--- Stored entries ---
— Begin —

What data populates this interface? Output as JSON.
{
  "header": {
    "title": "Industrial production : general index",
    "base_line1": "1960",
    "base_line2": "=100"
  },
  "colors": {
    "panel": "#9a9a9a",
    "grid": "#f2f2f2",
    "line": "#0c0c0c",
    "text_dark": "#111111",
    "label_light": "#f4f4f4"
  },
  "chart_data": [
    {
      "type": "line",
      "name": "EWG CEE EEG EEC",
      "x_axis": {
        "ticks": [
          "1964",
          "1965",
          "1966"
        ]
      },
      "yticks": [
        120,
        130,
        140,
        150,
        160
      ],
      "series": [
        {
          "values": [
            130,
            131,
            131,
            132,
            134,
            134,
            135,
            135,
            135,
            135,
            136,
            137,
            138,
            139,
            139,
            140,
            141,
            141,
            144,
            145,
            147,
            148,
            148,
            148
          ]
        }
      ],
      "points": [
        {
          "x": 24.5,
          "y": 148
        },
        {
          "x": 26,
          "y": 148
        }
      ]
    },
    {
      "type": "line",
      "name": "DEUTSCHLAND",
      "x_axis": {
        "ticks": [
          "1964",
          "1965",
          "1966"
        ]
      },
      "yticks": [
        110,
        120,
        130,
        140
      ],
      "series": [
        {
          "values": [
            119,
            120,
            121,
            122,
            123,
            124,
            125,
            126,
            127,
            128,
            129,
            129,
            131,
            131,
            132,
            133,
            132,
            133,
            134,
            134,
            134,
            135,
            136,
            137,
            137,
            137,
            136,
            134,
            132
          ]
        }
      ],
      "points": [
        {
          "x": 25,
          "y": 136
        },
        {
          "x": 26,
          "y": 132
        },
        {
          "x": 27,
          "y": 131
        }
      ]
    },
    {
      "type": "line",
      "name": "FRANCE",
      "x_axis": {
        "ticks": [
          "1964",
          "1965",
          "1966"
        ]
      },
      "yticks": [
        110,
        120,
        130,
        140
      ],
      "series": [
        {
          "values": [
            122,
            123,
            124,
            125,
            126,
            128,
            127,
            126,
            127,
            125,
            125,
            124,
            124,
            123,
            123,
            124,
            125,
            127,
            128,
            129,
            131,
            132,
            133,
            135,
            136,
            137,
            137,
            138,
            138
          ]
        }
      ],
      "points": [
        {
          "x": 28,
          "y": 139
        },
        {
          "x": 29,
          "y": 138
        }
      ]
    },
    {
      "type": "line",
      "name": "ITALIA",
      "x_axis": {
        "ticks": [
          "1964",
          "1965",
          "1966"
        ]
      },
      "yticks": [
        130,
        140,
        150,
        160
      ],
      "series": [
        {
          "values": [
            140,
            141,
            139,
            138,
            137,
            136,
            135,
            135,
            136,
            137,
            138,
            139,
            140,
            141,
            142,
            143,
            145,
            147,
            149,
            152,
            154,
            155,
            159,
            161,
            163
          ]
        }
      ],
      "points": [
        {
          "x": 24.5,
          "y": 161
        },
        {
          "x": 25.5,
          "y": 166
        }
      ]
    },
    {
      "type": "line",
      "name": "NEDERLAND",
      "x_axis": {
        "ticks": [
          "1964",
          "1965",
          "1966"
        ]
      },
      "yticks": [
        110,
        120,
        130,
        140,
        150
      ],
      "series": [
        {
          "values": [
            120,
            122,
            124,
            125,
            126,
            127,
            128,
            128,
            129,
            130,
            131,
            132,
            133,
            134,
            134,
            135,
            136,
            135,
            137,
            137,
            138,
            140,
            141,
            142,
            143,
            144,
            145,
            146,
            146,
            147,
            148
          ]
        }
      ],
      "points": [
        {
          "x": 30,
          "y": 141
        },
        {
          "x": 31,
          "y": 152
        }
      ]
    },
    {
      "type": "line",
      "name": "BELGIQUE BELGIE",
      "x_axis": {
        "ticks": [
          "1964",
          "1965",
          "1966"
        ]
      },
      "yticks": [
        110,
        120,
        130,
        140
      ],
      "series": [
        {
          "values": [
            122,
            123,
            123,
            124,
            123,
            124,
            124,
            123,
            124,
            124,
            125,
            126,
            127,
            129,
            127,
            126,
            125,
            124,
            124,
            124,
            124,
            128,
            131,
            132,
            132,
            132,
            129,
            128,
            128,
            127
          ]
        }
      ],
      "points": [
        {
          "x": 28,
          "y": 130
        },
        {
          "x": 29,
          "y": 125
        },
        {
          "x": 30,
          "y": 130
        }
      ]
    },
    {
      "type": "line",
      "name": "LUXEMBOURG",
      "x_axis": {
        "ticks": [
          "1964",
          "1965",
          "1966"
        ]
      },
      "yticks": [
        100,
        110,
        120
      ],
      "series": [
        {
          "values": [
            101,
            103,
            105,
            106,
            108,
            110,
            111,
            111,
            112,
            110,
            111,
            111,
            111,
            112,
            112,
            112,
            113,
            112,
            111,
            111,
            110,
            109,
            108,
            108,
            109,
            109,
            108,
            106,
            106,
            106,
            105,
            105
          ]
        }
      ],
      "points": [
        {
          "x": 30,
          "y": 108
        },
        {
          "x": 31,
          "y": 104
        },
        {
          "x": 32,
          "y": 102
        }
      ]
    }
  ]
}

— End —

Pick out the lines that include the word "name" and write them out.

      "name": "EWG CEE EEG EEC",
      "name": "DEUTSCHLAND",
      "name": "FRANCE",
      "name": "ITALIA",
      "name": "NEDERLAND",
      "name": "BELGIQUE BELGIE",
      "name": "LUXEMBOURG",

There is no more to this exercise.